_PROBLEM_
Search the records for the word "Rodné" and report each line that has it.

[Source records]
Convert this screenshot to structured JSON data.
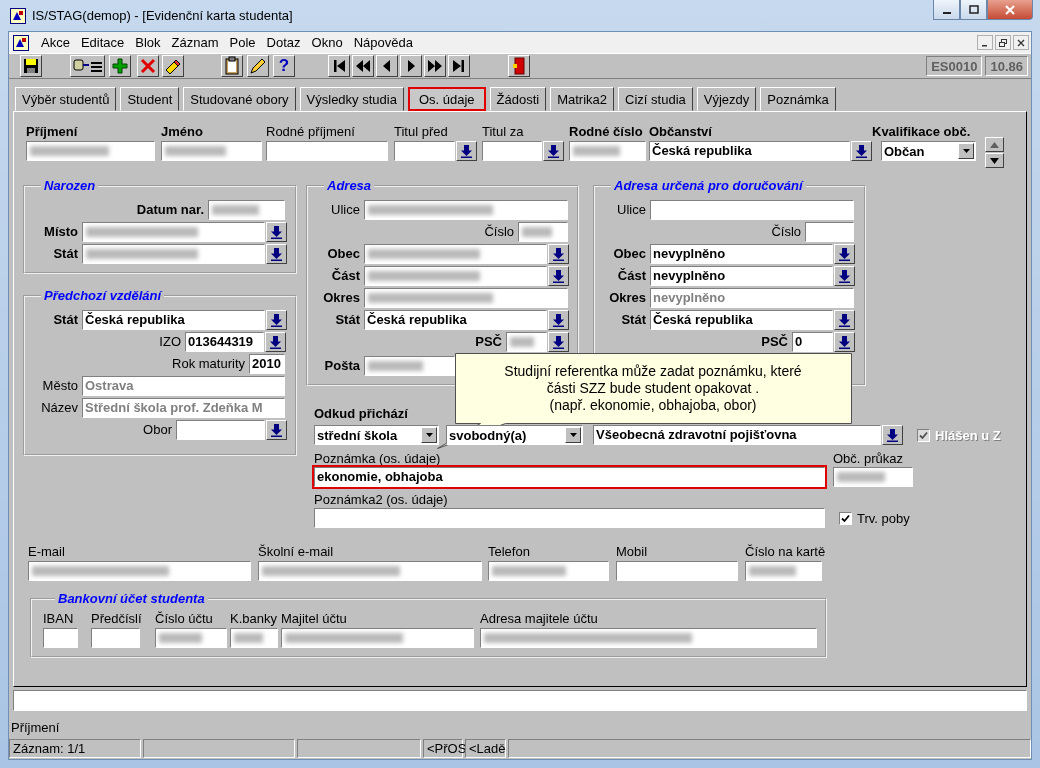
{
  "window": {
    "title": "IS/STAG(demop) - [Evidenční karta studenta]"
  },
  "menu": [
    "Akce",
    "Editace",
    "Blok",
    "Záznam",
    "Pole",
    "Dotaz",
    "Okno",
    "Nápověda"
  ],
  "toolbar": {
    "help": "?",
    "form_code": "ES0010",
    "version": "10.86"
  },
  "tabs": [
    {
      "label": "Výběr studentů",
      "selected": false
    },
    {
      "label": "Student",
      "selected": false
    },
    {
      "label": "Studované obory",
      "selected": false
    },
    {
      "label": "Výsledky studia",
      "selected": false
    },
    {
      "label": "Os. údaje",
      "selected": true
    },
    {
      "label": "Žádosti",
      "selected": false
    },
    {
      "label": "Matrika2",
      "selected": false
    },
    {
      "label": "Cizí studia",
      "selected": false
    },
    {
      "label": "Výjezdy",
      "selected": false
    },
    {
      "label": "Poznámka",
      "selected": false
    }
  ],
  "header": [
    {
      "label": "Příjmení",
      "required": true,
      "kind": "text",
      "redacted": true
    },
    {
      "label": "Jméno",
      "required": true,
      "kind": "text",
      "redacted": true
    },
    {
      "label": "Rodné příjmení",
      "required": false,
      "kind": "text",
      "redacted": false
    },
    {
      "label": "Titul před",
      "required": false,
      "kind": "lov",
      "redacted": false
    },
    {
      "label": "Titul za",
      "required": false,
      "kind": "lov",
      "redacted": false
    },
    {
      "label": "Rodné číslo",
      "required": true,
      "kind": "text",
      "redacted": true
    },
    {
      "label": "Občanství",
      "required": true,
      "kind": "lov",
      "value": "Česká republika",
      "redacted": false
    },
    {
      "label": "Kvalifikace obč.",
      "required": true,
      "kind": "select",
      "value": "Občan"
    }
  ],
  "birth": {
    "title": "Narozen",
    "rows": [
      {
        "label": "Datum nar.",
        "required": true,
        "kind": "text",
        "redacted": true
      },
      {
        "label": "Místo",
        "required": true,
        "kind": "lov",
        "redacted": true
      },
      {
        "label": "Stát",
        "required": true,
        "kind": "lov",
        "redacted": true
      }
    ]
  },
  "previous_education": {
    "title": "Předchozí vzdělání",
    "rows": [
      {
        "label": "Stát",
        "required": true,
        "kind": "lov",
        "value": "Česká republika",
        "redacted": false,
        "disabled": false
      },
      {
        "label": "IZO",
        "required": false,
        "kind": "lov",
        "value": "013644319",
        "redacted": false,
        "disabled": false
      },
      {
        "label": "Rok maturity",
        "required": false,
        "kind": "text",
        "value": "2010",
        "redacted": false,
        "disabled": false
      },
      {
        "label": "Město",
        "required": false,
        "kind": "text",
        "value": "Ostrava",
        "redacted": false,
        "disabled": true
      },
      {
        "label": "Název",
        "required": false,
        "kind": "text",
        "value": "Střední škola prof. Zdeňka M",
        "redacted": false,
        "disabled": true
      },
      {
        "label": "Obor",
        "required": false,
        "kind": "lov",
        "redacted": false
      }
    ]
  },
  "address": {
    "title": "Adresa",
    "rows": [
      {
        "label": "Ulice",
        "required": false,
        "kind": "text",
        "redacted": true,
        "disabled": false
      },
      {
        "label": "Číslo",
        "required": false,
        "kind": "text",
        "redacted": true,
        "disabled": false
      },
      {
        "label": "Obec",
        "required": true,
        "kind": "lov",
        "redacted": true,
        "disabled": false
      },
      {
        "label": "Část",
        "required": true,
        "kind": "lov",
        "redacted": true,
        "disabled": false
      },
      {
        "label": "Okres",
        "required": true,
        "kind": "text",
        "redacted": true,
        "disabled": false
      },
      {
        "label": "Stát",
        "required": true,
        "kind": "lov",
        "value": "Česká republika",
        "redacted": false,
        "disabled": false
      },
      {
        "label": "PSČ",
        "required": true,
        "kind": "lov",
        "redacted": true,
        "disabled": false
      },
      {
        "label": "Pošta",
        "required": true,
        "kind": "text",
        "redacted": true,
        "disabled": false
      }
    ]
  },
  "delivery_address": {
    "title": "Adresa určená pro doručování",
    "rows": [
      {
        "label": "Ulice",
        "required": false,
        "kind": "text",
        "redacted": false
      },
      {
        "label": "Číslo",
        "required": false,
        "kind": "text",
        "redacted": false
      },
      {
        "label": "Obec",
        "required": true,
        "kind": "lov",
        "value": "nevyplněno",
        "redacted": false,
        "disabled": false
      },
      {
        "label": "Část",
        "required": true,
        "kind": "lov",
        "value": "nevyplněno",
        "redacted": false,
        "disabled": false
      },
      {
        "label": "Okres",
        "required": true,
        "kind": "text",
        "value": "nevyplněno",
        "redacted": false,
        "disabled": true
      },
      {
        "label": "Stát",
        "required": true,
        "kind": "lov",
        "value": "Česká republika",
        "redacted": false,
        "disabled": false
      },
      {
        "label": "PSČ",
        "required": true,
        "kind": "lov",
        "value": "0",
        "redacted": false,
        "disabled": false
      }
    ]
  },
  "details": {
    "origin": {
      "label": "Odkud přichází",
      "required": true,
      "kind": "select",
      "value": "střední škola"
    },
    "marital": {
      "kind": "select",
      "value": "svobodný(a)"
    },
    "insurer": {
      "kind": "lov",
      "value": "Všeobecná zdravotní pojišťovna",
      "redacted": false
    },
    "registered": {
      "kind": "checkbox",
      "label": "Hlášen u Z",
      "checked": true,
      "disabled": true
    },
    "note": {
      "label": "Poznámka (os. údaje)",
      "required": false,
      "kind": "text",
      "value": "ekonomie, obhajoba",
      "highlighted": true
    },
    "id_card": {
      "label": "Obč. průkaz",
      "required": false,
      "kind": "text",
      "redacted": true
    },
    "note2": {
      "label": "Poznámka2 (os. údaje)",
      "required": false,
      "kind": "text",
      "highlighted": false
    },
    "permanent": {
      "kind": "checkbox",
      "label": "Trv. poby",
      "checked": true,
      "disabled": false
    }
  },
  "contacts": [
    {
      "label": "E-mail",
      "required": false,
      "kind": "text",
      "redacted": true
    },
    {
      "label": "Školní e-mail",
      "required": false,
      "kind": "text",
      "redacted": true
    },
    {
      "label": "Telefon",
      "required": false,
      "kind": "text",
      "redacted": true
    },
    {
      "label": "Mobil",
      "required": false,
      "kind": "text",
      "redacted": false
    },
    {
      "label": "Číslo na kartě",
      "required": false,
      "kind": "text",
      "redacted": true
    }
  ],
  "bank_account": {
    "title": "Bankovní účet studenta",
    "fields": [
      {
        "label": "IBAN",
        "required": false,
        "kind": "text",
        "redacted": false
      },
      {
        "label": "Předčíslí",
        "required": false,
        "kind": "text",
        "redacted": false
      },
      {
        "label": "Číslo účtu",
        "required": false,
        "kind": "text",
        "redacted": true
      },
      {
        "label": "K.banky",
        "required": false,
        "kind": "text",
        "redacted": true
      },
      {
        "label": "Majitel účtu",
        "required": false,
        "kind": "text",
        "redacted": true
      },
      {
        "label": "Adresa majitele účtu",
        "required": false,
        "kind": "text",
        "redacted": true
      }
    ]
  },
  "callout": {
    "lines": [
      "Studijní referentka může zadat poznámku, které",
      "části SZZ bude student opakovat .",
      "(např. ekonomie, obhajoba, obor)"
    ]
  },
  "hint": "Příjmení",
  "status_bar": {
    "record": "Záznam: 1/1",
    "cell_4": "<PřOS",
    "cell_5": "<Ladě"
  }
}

_TASK RESPONSE_
      "label": "Rodné příjmení",
      "label": "Rodné číslo",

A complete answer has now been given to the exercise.